*What the task requires*. What is the count of lines that hold the word "Length"? Give only the number.

*Supplied data*.
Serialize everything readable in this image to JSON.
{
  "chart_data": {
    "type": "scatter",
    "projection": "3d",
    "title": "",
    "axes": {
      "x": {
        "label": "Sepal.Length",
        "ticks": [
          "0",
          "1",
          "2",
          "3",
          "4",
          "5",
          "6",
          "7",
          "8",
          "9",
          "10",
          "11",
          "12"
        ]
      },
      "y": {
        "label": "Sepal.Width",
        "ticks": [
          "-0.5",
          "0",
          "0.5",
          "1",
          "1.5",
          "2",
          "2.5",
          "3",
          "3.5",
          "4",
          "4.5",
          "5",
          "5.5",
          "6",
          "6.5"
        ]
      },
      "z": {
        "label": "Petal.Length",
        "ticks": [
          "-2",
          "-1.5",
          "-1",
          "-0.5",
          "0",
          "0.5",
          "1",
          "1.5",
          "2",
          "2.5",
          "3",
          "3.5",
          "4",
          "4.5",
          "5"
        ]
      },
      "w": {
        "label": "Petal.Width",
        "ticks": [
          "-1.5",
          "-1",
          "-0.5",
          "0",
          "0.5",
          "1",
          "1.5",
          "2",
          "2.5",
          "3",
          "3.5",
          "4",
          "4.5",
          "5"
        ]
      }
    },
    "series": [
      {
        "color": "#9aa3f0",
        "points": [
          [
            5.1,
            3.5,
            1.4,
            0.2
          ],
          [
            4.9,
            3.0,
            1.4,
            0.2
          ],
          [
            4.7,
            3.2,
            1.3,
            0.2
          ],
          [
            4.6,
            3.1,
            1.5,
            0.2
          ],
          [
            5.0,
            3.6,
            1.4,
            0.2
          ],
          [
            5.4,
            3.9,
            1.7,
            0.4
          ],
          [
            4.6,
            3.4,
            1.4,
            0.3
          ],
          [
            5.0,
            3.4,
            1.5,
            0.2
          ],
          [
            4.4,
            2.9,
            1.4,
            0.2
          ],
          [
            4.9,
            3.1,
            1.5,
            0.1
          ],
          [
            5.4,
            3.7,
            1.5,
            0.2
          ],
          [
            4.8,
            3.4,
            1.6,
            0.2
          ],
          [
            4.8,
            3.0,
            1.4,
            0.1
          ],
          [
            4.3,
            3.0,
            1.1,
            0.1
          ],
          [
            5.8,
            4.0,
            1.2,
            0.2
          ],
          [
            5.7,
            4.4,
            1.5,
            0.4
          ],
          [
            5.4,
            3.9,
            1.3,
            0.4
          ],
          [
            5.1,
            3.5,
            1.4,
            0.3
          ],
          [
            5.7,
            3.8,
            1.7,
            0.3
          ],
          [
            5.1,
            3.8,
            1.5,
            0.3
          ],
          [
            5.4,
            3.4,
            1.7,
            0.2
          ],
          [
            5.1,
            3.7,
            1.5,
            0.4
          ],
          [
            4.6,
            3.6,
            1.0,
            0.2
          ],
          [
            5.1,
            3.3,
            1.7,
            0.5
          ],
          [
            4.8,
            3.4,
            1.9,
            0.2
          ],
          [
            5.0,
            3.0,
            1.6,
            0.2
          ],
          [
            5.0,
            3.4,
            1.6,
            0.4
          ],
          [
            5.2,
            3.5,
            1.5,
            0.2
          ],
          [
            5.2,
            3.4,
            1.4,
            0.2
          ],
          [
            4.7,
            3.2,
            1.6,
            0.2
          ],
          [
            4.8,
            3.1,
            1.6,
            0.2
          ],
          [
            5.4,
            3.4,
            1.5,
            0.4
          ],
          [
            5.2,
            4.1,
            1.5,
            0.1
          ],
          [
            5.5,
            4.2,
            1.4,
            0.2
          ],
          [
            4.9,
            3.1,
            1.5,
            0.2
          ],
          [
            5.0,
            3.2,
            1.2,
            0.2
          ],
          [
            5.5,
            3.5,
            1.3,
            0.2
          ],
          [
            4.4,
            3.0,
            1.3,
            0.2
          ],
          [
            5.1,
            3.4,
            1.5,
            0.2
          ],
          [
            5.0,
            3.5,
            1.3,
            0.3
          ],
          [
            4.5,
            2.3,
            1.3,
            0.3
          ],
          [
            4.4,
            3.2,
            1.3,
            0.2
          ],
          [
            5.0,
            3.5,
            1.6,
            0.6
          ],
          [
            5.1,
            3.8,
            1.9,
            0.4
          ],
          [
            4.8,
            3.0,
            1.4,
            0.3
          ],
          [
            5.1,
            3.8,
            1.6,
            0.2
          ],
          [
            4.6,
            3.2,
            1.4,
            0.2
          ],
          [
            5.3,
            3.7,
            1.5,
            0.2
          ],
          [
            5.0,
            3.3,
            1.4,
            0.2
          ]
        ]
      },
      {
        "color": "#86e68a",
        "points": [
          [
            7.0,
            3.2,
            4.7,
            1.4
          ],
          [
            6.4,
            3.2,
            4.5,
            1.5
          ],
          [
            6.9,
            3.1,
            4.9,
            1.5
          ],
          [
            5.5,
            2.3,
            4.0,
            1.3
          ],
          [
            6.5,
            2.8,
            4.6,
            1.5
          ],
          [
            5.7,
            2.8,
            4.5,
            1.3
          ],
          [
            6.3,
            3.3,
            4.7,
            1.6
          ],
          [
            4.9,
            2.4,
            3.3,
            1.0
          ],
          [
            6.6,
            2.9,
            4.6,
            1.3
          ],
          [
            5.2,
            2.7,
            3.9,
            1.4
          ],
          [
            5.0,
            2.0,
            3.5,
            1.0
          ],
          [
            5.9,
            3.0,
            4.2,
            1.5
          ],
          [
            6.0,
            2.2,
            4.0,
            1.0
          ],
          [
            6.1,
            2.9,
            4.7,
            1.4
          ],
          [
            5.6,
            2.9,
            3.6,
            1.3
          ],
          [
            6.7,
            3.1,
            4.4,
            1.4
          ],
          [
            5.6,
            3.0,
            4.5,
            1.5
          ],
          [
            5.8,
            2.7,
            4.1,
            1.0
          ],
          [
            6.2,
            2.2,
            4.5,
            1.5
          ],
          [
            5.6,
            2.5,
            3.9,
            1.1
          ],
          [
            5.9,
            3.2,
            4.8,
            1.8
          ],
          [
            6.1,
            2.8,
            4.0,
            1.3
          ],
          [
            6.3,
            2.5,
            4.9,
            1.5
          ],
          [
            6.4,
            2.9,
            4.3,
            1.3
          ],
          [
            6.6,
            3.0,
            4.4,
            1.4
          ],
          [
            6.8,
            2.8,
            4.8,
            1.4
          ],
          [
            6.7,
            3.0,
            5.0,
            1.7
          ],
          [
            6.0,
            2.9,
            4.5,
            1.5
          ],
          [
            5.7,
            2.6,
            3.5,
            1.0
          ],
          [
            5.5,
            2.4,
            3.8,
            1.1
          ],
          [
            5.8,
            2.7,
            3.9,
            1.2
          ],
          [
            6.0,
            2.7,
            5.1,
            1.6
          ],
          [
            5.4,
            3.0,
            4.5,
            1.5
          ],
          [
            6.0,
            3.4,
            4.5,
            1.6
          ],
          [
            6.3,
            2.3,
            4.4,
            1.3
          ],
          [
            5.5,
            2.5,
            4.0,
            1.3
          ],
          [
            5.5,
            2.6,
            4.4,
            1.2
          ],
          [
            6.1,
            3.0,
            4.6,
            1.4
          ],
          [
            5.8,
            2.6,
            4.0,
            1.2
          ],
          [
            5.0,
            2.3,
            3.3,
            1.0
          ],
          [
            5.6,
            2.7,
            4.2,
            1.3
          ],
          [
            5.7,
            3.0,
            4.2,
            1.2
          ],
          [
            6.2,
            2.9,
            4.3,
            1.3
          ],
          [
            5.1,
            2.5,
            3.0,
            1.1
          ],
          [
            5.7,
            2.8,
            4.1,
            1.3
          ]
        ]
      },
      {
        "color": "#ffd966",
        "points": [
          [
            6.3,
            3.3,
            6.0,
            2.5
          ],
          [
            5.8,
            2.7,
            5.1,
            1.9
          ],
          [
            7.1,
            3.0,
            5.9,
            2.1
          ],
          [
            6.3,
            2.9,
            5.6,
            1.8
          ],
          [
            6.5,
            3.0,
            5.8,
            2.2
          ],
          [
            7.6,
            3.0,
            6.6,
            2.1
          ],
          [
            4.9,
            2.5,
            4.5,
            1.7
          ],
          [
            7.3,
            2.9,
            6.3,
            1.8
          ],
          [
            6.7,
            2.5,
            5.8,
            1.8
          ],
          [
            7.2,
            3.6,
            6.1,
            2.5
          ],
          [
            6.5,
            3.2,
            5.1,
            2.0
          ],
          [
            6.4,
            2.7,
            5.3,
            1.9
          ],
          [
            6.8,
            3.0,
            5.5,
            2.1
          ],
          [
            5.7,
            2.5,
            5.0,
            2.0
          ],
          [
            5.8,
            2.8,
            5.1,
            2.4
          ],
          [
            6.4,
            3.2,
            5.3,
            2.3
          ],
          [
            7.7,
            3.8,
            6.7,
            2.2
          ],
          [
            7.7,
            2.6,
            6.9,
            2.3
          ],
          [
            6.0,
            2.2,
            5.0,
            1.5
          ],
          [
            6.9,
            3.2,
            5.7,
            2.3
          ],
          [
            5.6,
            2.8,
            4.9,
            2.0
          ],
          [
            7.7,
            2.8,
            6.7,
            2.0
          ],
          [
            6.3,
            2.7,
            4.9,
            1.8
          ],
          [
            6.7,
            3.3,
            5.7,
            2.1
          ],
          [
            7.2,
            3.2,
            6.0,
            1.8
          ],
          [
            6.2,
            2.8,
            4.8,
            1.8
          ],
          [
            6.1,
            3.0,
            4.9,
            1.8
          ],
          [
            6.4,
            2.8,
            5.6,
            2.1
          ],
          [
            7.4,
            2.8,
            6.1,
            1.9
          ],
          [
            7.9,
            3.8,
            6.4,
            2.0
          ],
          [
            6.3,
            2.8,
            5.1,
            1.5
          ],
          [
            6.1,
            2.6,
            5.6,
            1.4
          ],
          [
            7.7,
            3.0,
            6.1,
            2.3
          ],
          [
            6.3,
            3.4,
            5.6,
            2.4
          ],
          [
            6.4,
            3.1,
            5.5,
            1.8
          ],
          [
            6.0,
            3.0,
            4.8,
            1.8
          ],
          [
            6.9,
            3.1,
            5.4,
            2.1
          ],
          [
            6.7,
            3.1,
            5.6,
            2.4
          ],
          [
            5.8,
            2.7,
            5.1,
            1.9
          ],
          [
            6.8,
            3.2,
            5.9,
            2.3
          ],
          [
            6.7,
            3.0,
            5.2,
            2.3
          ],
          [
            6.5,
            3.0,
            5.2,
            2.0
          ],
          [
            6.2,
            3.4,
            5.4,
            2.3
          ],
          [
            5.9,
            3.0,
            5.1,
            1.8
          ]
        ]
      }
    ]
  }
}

*Complete output*. 2